— Written instruction —
Copy out each line of the listing that has the word "madre" in it.

— Material for this task —

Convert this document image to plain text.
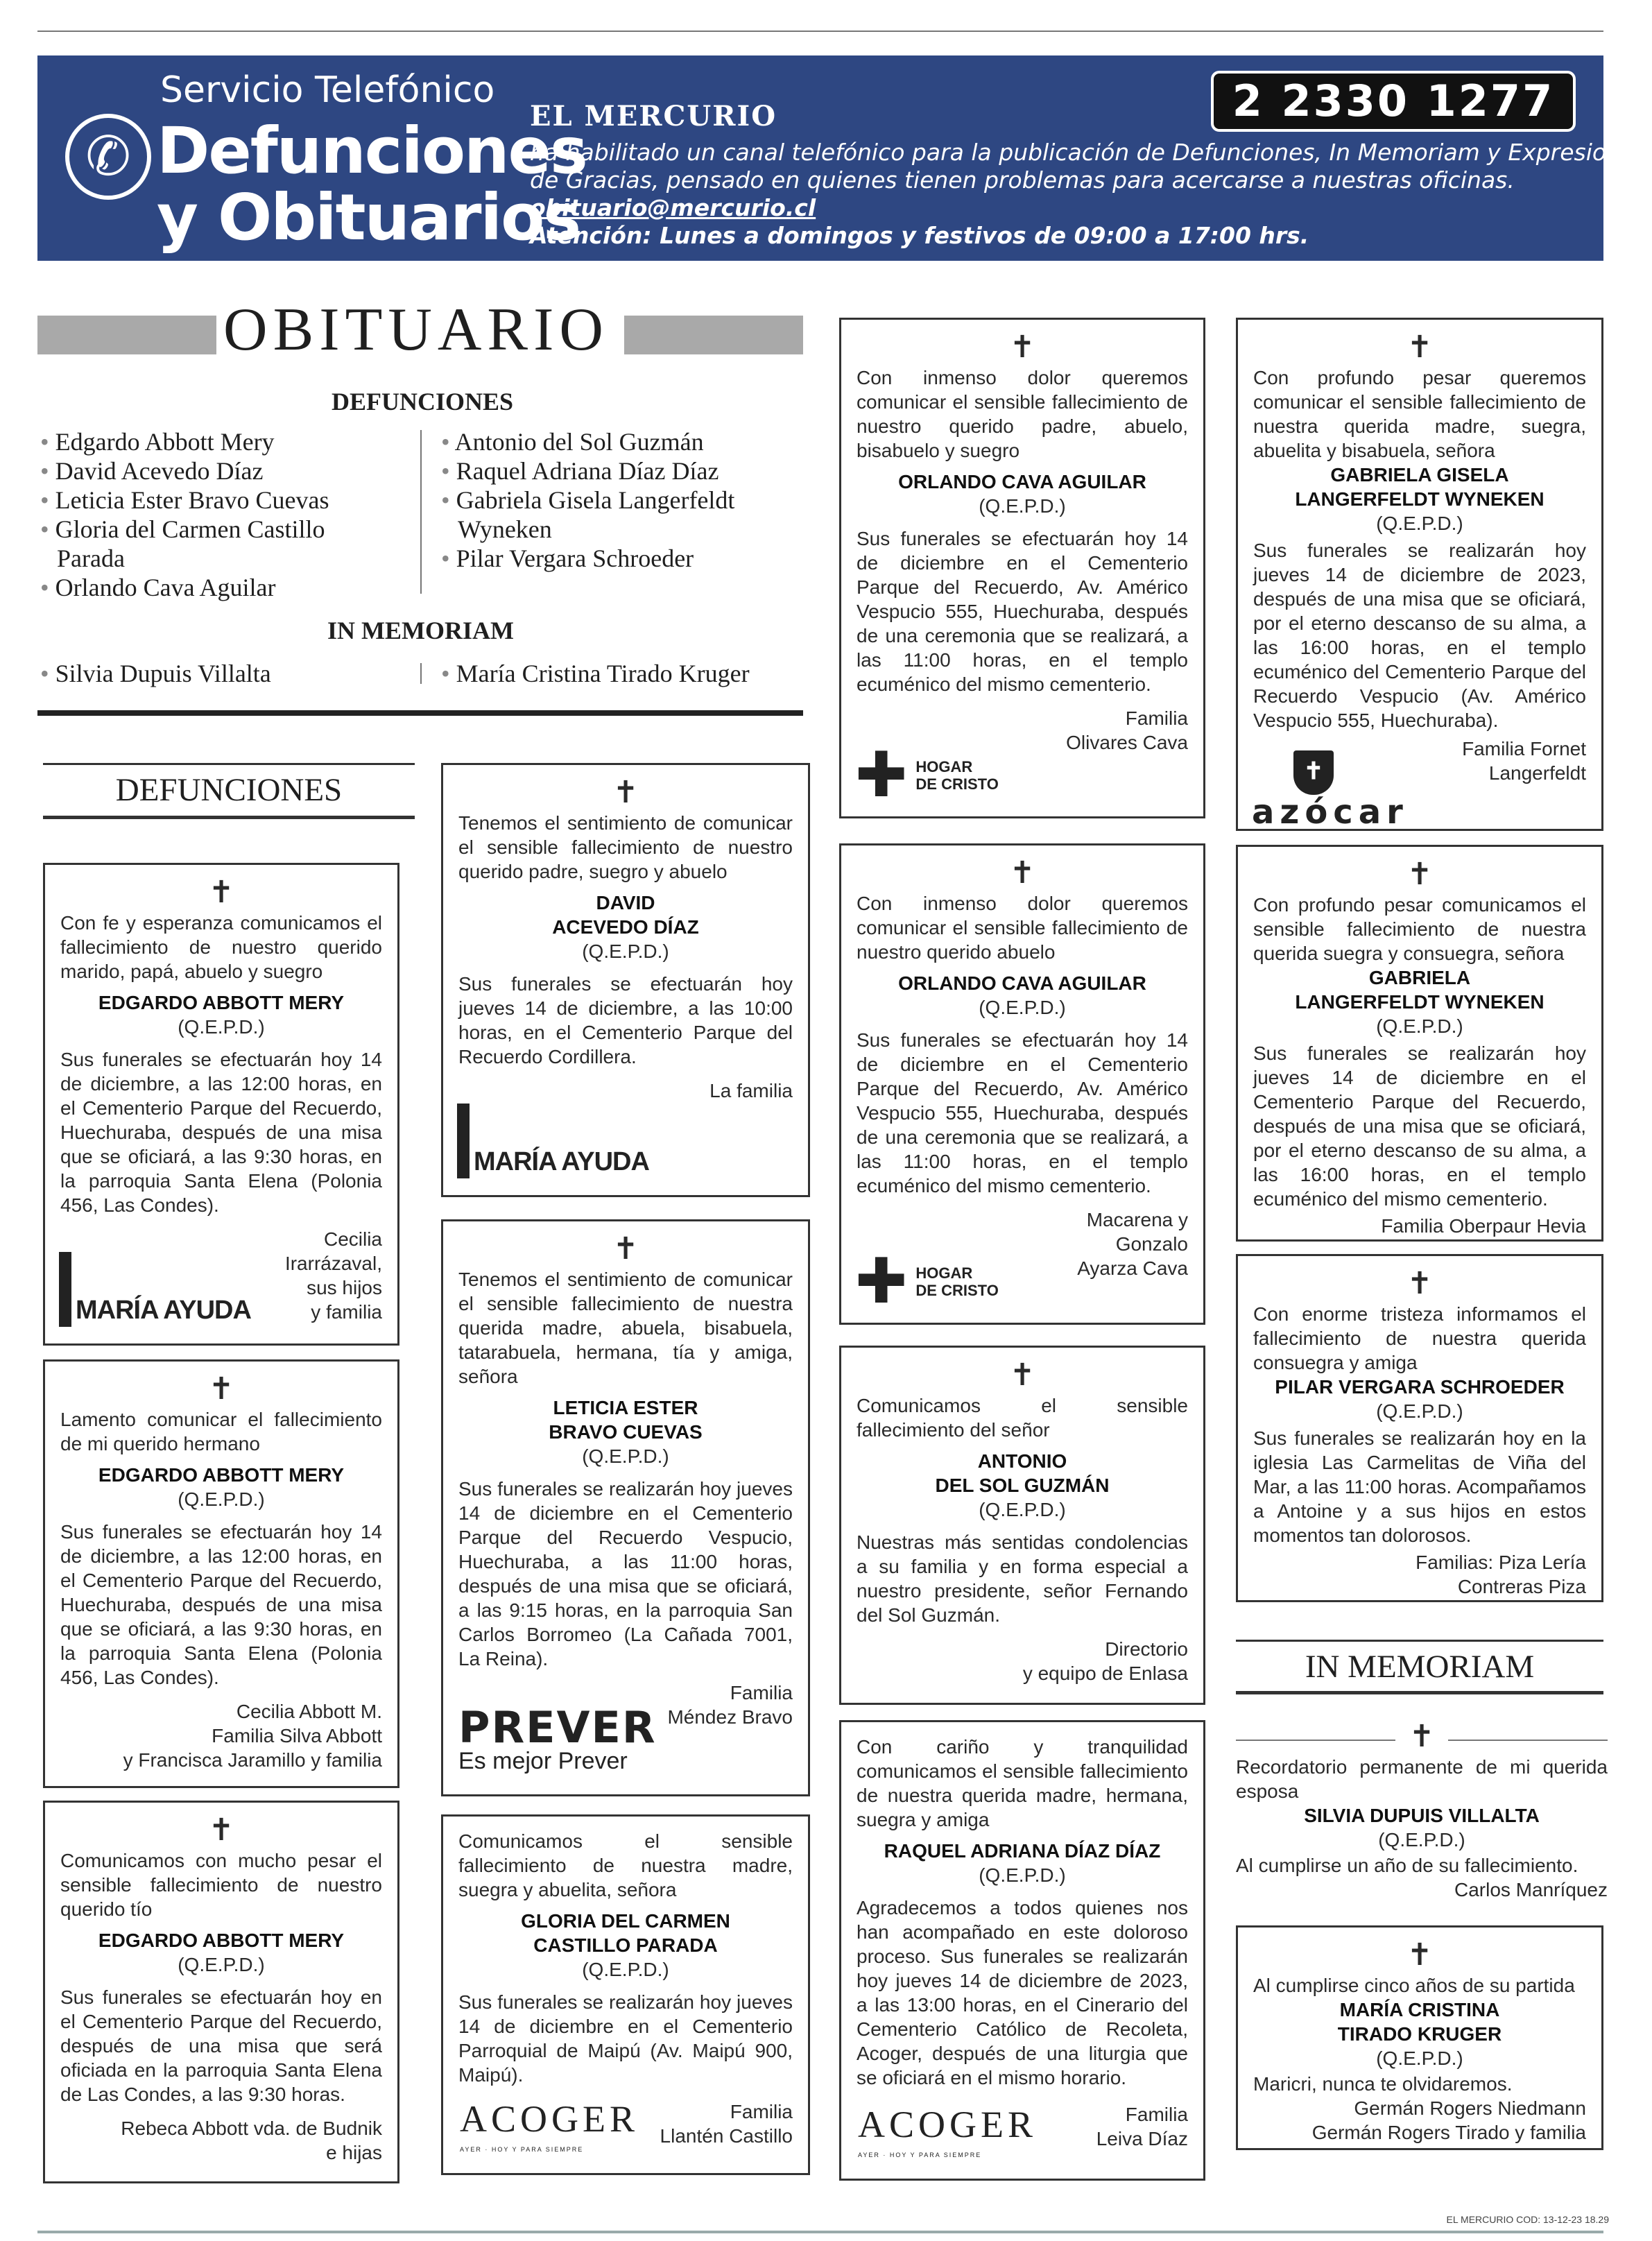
✆
Servicio Telefónico
Defunciones
y Obituarios
EL MERCURIO
ha habilitado un canal telefónico para la publicación de Defunciones, In Memoriam y Expresiones
de Gracias, pensado en quienes tienen problemas para acercarse a nuestras oficinas.
obituario@mercurio.cl
Atención: Lunes a domingos y festivos de 09:00 a 17:00 hrs.
2 2330 1277
OBITUARIO
DEFUNCIONES
• Edgardo Abbott Mery
• David Acevedo Díaz
• Leticia Ester Bravo Cuevas
• Gloria del Carmen Castillo
Parada
• Orlando Cava Aguilar
• Antonio del Sol Guzmán
• Raquel Adriana Díaz Díaz
• Gabriela Gisela Langerfeldt
Wyneken
• Pilar Vergara Schroeder
IN MEMORIAM
• Silvia Dupuis Villalta	• María Cristina Tirado Kruger
DEFUNCIONES
✝
Con fe y esperanza comunicamos el fallecimiento de nuestro querido marido, papá, abuelo y suegro
EDGARDO ABBOTT MERY
(Q.E.P.D.)
Sus funerales se efectuarán hoy 14 de diciembre, a las 12:00 horas, en el Cementerio Parque del Recuerdo, Huechuraba, después de una misa que se oficiará, a las 9:30 horas, en la parroquia Santa Elena (Polonia 456, Las Condes).
Cecilia
Irarrázaval,
sus hijos
y familia
MARÍA AYUDA
✝
Lamento comunicar el fallecimiento de mi querido hermano
EDGARDO ABBOTT MERY
(Q.E.P.D.)
Sus funerales se efectuarán hoy 14 de diciembre, a las 12:00 horas, en el Cementerio Parque del Recuerdo, Huechuraba, después de una misa que se oficiará, a las 9:30 horas, en la parroquia Santa Elena (Polonia 456, Las Condes).
Cecilia Abbott M.
Familia Silva Abbott
y Francisca Jaramillo y familia
✝
Comunicamos con mucho pesar el sensible fallecimiento de nuestro querido tío
EDGARDO ABBOTT MERY
(Q.E.P.D.)
Sus funerales se efectuarán hoy en el Cementerio Parque del Recuerdo, después de una misa que será oficiada en la parroquia Santa Elena de Las Condes, a las 9:30 horas.
Rebeca Abbott vda. de Budnik
e hijas
✝
Tenemos el sentimiento de comunicar el sensible fallecimiento de nuestro querido padre, suegro y abuelo
DAVID
ACEVEDO DÍAZ
(Q.E.P.D.)
Sus funerales se efectuarán hoy jueves 14 de diciembre, a las 10:00 horas, en el Cementerio Parque del Recuerdo Cordillera.
La familia
MARÍA AYUDA
✝
Tenemos el sentimiento de comunicar el sensible fallecimiento de nuestra querida madre, abuela, bisabuela, tatarabuela, hermana, tía y amiga, señora
LETICIA ESTER
BRAVO CUEVAS
(Q.E.P.D.)
Sus funerales se realizarán hoy jueves 14 de diciembre en el Cementerio Parque del Recuerdo Vespucio, Huechuraba, a las 11:00 horas, después de una misa que se oficiará, a las 9:15 horas, en la parroquia San Carlos Borromeo (La Cañada 7001, La Reina).
Familia
Méndez Bravo
PREVER
Es mejor Prever
Comunicamos el sensible fallecimiento de nuestra madre, suegra y abuelita, señora
GLORIA DEL CARMEN
CASTILLO PARADA
(Q.E.P.D.)
Sus funerales se realizarán hoy jueves 14 de diciembre en el Cementerio Parroquial de Maipú (Av. Maipú 900, Maipú).
Familia
Llantén Castillo
ACOGER
AYER · HOY Y PARA SIEMPRE
✝
Con inmenso dolor queremos comunicar el sensible fallecimiento de nuestro querido padre, abuelo, bisabuelo y suegro
ORLANDO CAVA AGUILAR
(Q.E.P.D.)
Sus funerales se efectuarán hoy 14 de diciembre en el Cementerio Parque del Recuerdo, Av. Américo Vespucio 555, Huechuraba, después de una ceremonia que se realizará, a las 11:00 horas, en el templo ecuménico del mismo cementerio.
Familia
Olivares Cava
✚ HOGAR
DE CRISTO
✝
Con inmenso dolor queremos comunicar el sensible fallecimiento de nuestro querido abuelo
ORLANDO CAVA AGUILAR
(Q.E.P.D.)
Sus funerales se efectuarán hoy 14 de diciembre en el Cementerio Parque del Recuerdo, Av. Américo Vespucio 555, Huechuraba, después de una ceremonia que se realizará, a las 11:00 horas, en el templo ecuménico del mismo cementerio.
Macarena y
Gonzalo
Ayarza Cava
✚ HOGAR
DE CRISTO
✝
Comunicamos el sensible fallecimiento del señor
ANTONIO
DEL SOL GUZMÁN
(Q.E.P.D.)
Nuestras más sentidas condolencias a su familia y en forma especial a nuestro presidente, señor Fernando del Sol Guzmán.
Directorio
y equipo de Enlasa
Con cariño y tranquilidad comunicamos el sensible fallecimiento de nuestra querida madre, hermana, suegra y amiga
RAQUEL ADRIANA DÍAZ DÍAZ
(Q.E.P.D.)
Agradecemos a todos quienes nos han acompañado en este doloroso proceso. Sus funerales se realizarán hoy jueves 14 de diciembre de 2023, a las 13:00 horas, en el Cinerario del Cementerio Católico de Recoleta, Acoger, después de una liturgia que se oficiará en el mismo horario.
Familia
Leiva Díaz
ACOGER
AYER · HOY Y PARA SIEMPRE
✝
Con profundo pesar queremos comunicar el sensible fallecimiento de nuestra querida madre, suegra, abuelita y bisabuela, señora
GABRIELA GISELA
LANGERFELDT WYNEKEN
(Q.E.P.D.)
Sus funerales se realizarán hoy jueves 14 de diciembre de 2023, después de una misa que se oficiará, por el eterno descanso de su alma, a las 16:00 horas, en el templo ecuménico del Cementerio Parque del Recuerdo Vespucio (Av. Américo Vespucio 555, Huechuraba).
Familia Fornet
Langerfeldt
✝
azócar
✝
Con profundo pesar comunicamos el sensible fallecimiento de nuestra querida suegra y consuegra, señora
GABRIELA
LANGERFELDT WYNEKEN
(Q.E.P.D.)
Sus funerales se realizarán hoy jueves 14 de diciembre en el Cementerio Parque del Recuerdo, después de una misa que se oficiará, por el eterno descanso de su alma, a las 16:00 horas, en el templo ecuménico del mismo cementerio.
Familia Oberpaur Hevia
✝
Con enorme tristeza informamos el fallecimiento de nuestra querida consuegra y amiga
PILAR VERGARA SCHROEDER
(Q.E.P.D.)
Sus funerales se realizarán hoy en la iglesia Las Carmelitas de Viña del Mar, a las 11:00 horas. Acompañamos a Antoine y a sus hijos en estos momentos tan dolorosos.
Familias: Piza Lería
Contreras Piza
IN MEMORIAM
✝
Recordatorio permanente de mi querida esposa
SILVIA DUPUIS VILLALTA
(Q.E.P.D.)
Al cumplirse un año de su fallecimiento.
Carlos Manríquez
✝
Al cumplirse cinco años de su partida
MARÍA CRISTINA
TIRADO KRUGER
(Q.E.P.D.)
Maricri, nunca te olvidaremos.
Germán Rogers Niedmann
Germán Rogers Tirado y familia
EL MERCURIO COD: 13-12-23 18.29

— Exercise result —
Tenemos el sentimiento de comunicar el sensible fallecimiento de nuestra querida madre, abuela, bisabuela, tatarabuela, hermana, tía y amiga, señora
Comunicamos el sensible fallecimiento de nuestra madre, suegra y abuelita, señora
Con cariño y tranquilidad comunicamos el sensible fallecimiento de nuestra querida madre, hermana, suegra y amiga
Con profundo pesar queremos comunicar el sensible fallecimiento de nuestra querida madre, suegra, abuelita y bisabuela, señora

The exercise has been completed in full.